What is the number of lines containing the string "كلمة"? Answer with the number only.

+ + + + +

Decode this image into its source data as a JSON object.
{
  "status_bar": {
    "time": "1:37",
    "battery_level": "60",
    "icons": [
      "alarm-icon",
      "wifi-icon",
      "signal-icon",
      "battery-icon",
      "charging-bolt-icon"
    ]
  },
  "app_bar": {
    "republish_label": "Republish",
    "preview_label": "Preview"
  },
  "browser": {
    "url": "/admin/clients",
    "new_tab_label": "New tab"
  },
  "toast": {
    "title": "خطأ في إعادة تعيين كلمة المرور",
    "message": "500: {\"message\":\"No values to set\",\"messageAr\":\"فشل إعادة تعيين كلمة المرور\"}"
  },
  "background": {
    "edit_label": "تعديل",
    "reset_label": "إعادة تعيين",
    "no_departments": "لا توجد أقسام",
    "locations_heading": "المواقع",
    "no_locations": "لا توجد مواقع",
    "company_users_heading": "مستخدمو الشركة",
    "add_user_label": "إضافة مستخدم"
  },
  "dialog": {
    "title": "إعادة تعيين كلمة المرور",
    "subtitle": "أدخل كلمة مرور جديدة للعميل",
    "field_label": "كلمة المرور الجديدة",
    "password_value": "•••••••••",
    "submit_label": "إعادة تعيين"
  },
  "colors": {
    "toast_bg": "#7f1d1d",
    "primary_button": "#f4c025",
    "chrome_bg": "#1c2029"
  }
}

+ + + + +

**TASK RESULT**
5